• _Document excerpt_
= = = = = = =
By Robert D. Atkinson
Thursday, October 10, 2019
Unified theories are enticing. The proponent identifies a
problem, a cause, and, of course, a solution. If only real life were that
simple.
In Goliath: The
100-Year War between Monopoly Power and Democracy, Matt Stoller, a fellow
at the Open Markets Institute, presents his unified theory. The problem, as he
sees it: pretty much everything wrong with America today, including stagnant
wages, declining democracy, and rising inequality. The cause: big businesses
(i.e., “Goliaths”). And the solution: aggressive antitrust laws and regulations
to whittle big companies down to size and restore the country to its true
Jeffersonian destiny as a nation of “independent yeomanry.”
In Stoller’s Manichean morality play, the heroes (men
such as President Woodrow Wilson, Representative Wright Patman, and Supreme
Court justice Louis Brandeis) engage in pitched battle against the forces of
greed and aristocracy (men such as J. P. Morgan, Andrew Mellon, and now Jeff
Bezos) and their intellectual lackeys (men such as John Kenneth Galbraith,
historian Richard Hofstadter, and legal scholar Robert Bork). For Stoller, the
natural and benevolent American economic structure is one with mostly small and
medium-sized firms, and in which if big firms do exist, they should be heavily
regulated or owned by government. For him, heroes understand and fight for this
vision; villains don’t understand, or do but fight for Goliaths.
= = = = = = =
• _What is required_
List the men the review of Goliath above names as the heroes of Stoller's account.

• _Material shown_
= = = = = = =
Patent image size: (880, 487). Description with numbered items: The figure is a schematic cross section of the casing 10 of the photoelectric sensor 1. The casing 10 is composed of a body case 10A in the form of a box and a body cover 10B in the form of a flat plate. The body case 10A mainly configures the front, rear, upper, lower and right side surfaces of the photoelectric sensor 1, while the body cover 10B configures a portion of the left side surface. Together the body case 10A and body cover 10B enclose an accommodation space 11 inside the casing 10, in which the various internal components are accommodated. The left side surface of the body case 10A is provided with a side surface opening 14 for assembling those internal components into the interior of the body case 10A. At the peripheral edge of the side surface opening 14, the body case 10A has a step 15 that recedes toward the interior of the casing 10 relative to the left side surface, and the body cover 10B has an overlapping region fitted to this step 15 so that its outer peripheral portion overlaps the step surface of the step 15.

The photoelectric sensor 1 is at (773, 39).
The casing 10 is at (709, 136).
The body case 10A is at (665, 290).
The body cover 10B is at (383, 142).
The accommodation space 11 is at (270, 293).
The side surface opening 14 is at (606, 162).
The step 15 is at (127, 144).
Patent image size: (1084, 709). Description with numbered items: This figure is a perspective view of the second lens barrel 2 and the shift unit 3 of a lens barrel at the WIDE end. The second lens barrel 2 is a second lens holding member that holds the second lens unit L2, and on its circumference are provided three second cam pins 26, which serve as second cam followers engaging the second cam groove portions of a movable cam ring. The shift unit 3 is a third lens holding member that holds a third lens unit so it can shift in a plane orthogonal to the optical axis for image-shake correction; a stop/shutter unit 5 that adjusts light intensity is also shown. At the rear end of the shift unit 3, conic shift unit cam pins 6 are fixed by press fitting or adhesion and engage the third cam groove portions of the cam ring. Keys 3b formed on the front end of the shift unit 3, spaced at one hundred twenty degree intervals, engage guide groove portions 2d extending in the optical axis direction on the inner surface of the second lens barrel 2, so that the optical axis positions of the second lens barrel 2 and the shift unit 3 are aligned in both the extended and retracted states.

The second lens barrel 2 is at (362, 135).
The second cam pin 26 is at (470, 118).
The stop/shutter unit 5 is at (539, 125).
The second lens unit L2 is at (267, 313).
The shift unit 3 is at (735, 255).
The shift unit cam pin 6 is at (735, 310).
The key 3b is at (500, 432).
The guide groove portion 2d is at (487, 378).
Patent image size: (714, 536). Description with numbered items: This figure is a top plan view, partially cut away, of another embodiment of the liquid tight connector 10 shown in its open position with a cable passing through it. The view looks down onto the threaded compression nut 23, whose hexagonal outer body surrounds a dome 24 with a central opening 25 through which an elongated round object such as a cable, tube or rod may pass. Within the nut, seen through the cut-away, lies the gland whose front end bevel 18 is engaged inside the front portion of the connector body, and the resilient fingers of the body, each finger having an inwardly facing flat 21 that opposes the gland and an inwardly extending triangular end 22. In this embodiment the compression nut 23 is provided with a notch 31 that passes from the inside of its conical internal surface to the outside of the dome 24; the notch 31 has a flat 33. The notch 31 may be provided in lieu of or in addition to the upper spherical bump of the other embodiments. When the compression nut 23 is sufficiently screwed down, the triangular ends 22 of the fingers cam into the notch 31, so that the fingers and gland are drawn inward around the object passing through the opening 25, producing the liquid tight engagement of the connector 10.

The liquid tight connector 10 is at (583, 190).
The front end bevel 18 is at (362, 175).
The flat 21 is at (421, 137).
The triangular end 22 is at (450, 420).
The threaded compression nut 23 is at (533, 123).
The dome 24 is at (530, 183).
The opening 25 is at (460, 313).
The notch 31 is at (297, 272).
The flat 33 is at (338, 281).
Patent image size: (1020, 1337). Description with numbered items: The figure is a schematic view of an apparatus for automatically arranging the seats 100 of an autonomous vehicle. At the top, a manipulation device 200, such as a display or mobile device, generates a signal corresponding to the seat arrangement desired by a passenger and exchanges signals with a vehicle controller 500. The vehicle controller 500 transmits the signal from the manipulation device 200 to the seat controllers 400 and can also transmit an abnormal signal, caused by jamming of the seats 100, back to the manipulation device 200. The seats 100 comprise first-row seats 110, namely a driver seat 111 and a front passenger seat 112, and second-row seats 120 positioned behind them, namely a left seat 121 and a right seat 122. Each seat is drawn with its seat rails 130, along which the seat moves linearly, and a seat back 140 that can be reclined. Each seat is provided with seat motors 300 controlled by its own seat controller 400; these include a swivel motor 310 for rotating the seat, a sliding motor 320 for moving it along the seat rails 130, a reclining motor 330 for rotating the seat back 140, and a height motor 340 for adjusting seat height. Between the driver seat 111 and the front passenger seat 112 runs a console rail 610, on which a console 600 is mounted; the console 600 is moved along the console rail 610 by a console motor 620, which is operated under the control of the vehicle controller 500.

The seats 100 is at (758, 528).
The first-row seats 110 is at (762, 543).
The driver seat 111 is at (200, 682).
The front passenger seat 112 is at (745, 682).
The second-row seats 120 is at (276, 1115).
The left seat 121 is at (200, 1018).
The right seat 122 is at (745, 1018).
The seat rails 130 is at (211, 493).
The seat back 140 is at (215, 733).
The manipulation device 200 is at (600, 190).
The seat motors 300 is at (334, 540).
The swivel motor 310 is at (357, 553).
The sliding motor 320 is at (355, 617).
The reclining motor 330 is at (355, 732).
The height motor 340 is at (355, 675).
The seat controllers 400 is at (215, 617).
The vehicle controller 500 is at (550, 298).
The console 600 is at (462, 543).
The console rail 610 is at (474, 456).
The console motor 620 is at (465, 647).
= = = = = = =
• _Solution below_
- President Woodrow Wilson
- Representative Wright Patman
- Supreme Court justice Louis Brandeis